Saved entries
⟨

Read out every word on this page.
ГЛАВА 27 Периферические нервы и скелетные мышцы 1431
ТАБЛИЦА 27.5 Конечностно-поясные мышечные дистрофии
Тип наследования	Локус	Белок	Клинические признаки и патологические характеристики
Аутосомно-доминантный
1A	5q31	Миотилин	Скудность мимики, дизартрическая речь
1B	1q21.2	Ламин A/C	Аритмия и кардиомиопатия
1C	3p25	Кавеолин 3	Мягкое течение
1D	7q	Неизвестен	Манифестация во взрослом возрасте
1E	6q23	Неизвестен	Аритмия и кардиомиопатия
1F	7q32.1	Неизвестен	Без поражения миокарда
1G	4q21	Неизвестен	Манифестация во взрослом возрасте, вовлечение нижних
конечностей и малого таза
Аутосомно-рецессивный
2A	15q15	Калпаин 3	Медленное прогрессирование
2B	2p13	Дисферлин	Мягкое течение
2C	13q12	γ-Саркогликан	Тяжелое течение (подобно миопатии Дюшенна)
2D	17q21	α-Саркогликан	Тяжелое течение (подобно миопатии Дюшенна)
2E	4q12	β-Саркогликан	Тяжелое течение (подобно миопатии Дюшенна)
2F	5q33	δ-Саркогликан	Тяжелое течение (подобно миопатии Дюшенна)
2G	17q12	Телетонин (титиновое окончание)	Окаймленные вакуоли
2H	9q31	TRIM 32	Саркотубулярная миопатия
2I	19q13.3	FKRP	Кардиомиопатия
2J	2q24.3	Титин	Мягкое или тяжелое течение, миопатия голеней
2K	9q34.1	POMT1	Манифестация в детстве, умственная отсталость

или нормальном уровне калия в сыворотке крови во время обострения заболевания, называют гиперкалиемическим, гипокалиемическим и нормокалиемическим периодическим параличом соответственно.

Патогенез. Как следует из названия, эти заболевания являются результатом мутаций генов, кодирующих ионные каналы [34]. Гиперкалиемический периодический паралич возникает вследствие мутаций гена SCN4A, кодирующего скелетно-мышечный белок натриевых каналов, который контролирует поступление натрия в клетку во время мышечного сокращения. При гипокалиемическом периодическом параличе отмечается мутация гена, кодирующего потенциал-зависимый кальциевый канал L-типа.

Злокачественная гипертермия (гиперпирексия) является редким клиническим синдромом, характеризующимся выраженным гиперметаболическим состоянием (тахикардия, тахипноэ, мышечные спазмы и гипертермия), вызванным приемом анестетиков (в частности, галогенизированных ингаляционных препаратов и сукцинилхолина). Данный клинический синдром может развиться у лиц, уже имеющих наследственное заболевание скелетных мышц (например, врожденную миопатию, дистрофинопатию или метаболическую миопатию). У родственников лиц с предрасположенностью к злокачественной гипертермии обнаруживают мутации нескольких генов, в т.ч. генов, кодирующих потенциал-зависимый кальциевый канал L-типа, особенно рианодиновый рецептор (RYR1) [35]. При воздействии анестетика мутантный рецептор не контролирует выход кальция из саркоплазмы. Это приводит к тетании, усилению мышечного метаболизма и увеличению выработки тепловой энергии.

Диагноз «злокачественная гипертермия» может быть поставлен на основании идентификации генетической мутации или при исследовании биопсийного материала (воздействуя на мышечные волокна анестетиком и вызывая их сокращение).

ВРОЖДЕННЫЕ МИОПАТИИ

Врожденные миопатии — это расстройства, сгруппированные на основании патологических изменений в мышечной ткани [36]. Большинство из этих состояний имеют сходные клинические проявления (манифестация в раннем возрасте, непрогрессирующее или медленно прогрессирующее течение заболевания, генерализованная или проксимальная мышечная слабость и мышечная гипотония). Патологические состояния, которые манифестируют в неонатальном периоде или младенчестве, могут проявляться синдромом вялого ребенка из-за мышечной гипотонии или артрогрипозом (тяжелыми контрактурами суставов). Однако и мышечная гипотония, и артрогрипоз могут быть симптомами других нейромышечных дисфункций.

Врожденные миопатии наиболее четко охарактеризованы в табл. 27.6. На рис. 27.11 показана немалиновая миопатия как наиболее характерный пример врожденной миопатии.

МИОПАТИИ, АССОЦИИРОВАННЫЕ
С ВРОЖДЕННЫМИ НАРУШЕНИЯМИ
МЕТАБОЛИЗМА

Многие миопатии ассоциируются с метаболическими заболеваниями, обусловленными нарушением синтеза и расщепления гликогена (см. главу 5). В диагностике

⟩
⟨

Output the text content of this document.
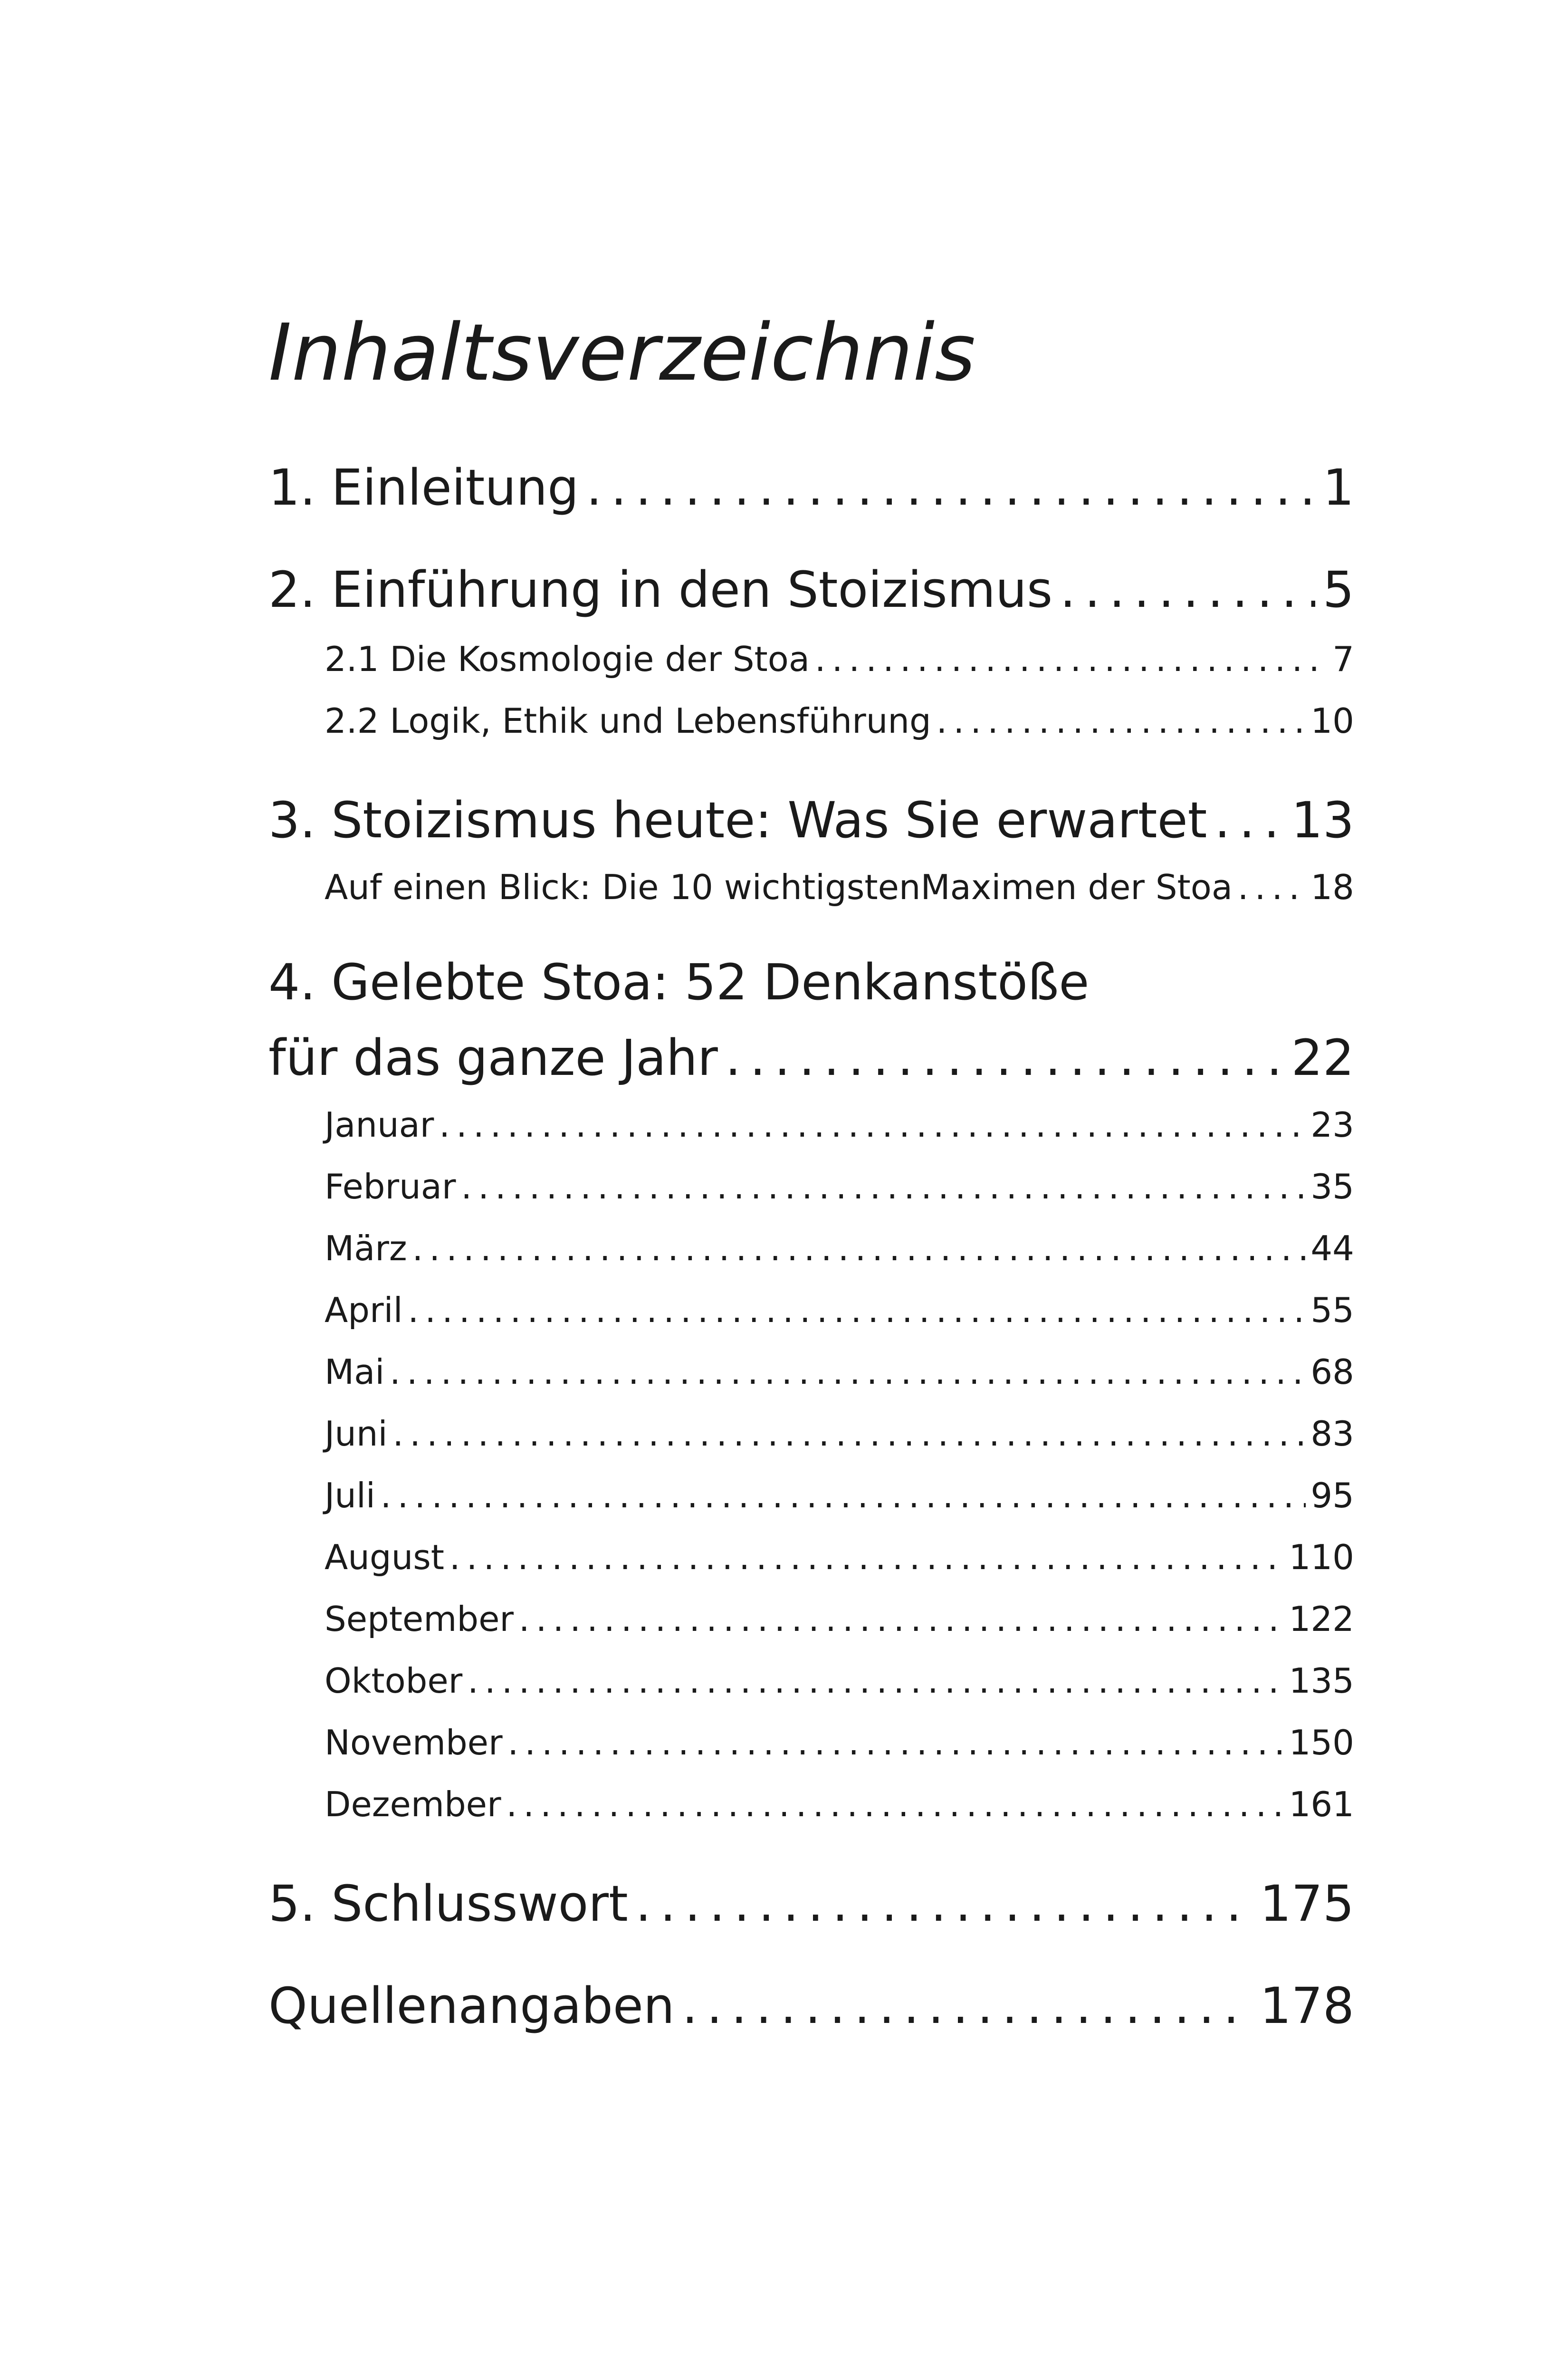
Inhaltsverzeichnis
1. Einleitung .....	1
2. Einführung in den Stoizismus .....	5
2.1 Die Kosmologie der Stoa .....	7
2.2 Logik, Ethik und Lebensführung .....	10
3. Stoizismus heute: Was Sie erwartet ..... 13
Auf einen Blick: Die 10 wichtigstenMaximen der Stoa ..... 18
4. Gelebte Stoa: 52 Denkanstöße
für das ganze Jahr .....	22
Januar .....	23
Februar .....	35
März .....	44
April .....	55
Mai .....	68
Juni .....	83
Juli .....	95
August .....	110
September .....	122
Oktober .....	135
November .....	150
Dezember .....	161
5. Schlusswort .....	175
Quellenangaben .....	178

⟩
⟨

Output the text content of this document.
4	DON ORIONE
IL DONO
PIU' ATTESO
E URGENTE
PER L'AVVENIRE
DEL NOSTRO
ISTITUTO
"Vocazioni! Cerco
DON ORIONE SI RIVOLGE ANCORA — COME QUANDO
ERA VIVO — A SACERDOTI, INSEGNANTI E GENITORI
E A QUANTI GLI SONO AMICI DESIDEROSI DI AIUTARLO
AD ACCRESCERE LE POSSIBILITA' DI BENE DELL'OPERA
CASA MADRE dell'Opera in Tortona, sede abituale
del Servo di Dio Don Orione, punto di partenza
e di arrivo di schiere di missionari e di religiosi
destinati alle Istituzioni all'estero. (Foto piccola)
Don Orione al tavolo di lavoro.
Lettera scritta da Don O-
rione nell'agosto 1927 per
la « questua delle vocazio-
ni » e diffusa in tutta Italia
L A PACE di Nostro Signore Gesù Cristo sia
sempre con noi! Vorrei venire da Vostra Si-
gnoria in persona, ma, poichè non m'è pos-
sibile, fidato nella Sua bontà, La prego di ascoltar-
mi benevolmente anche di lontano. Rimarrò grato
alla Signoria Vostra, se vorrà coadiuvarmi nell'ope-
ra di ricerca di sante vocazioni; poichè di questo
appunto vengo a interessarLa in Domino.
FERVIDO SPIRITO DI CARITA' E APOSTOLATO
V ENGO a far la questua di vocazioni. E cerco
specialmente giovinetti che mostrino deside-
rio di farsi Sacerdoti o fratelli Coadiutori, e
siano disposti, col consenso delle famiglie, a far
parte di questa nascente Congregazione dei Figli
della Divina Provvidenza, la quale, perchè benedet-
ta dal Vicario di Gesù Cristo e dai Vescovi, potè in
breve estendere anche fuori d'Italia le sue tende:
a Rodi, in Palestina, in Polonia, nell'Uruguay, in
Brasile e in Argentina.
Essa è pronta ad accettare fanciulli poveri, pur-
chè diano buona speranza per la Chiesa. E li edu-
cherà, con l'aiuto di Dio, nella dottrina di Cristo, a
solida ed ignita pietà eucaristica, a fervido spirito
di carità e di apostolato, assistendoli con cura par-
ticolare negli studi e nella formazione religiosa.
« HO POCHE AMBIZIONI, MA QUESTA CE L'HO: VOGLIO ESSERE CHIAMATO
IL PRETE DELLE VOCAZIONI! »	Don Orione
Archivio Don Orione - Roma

⟩

WHAT YOU SHOULD DO:
Filter the records above and return every line that holds the word "Неизвестен".

TASK RESPONSE:
1D	7q	Неизвестен	Манифестация во взрослом возрасте
1E	6q23	Неизвестен	Аритмия и кардиомиопатия
1F	7q32.1	Неизвестен	Без поражения миокарда
1G	4q21	Неизвестен	Манифестация во взрослом возрасте, вовлечение нижних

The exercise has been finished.